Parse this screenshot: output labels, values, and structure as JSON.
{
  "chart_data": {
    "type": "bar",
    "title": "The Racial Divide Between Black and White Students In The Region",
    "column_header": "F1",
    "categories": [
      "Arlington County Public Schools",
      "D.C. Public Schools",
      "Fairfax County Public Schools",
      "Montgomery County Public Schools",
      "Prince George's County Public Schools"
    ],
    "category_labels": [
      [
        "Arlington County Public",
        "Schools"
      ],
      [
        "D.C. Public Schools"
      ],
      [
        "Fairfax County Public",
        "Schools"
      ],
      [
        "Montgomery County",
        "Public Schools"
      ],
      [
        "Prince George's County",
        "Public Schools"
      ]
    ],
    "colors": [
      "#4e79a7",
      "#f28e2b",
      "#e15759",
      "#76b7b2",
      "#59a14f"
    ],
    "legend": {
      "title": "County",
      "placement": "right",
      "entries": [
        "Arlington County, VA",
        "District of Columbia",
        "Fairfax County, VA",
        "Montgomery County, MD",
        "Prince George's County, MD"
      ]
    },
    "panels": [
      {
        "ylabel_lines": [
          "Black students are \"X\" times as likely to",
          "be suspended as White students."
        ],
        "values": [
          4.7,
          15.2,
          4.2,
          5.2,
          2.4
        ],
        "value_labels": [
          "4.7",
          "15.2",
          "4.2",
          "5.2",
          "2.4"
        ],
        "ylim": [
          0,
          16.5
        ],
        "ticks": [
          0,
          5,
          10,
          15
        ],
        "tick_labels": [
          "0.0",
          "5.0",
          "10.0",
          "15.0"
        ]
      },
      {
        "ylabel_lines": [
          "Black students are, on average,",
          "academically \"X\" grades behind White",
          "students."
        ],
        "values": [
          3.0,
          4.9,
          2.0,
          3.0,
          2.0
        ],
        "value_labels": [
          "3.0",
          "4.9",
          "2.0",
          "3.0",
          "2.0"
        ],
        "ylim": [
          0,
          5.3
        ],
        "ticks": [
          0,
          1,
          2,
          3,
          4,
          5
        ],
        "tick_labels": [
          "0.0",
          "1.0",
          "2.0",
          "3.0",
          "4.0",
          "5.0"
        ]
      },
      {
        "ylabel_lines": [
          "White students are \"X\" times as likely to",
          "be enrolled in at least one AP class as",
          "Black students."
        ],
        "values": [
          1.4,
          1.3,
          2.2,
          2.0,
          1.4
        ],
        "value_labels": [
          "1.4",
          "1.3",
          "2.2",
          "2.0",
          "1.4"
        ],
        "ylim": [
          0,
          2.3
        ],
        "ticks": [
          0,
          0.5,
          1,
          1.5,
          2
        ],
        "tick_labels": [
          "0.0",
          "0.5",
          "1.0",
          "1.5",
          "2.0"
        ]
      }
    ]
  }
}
▬▬▬
• Stated goal:
Retype the records in full. Keep every line identical to the original.

• Solution to the exercise:
Parse this screenshot: output labels, values, and structure as JSON.
{
  "chart_data": {
    "type": "bar",
    "title": "The Racial Divide Between Black and White Students In The Region",
    "column_header": "F1",
    "categories": [
      "Arlington County Public Schools",
      "D.C. Public Schools",
      "Fairfax County Public Schools",
      "Montgomery County Public Schools",
      "Prince George's County Public Schools"
    ],
    "category_labels": [
      [
        "Arlington County Public",
        "Schools"
      ],
      [
        "D.C. Public Schools"
      ],
      [
        "Fairfax County Public",
        "Schools"
      ],
      [
        "Montgomery County",
        "Public Schools"
      ],
      [
        "Prince George's County",
        "Public Schools"
      ]
    ],
    "colors": [
      "#4e79a7",
      "#f28e2b",
      "#e15759",
      "#76b7b2",
      "#59a14f"
    ],
    "legend": {
      "title": "County",
      "placement": "right",
      "entries": [
        "Arlington County, VA",
        "District of Columbia",
        "Fairfax County, VA",
        "Montgomery County, MD",
        "Prince George's County, MD"
      ]
    },
    "panels": [
      {
        "ylabel_lines": [
          "Black students are \"X\" times as likely to",
          "be suspended as White students."
        ],
        "values": [
          4.7,
          15.2,
          4.2,
          5.2,
          2.4
        ],
        "value_labels": [
          "4.7",
          "15.2",
          "4.2",
          "5.2",
          "2.4"
        ],
        "ylim": [
          0,
          16.5
        ],
        "ticks": [
          0,
          5,
          10,
          15
        ],
        "tick_labels": [
          "0.0",
          "5.0",
          "10.0",
          "15.0"
        ]
      },
      {
        "ylabel_lines": [
          "Black students are, on average,",
          "academically \"X\" grades behind White",
          "students."
        ],
        "values": [
          3.0,
          4.9,
          2.0,
          3.0,
          2.0
        ],
        "value_labels": [
          "3.0",
          "4.9",
          "2.0",
          "3.0",
          "2.0"
        ],
        "ylim": [
          0,
          5.3
        ],
        "ticks": [
          0,
          1,
          2,
          3,
          4,
          5
        ],
        "tick_labels": [
          "0.0",
          "1.0",
          "2.0",
          "3.0",
          "4.0",
          "5.0"
        ]
      },
      {
        "ylabel_lines": [
          "White students are \"X\" times as likely to",
          "be enrolled in at least one AP class as",
          "Black students."
        ],
        "values": [
          1.4,
          1.3,
          2.2,
          2.0,
          1.4
        ],
        "value_labels": [
          "1.4",
          "1.3",
          "2.2",
          "2.0",
          "1.4"
        ],
        "ylim": [
          0,
          2.3
        ],
        "ticks": [
          0,
          0.5,
          1,
          1.5,
          2
        ],
        "tick_labels": [
          "0.0",
          "0.5",
          "1.0",
          "1.5",
          "2.0"
        ]
      }
    ]
  }
}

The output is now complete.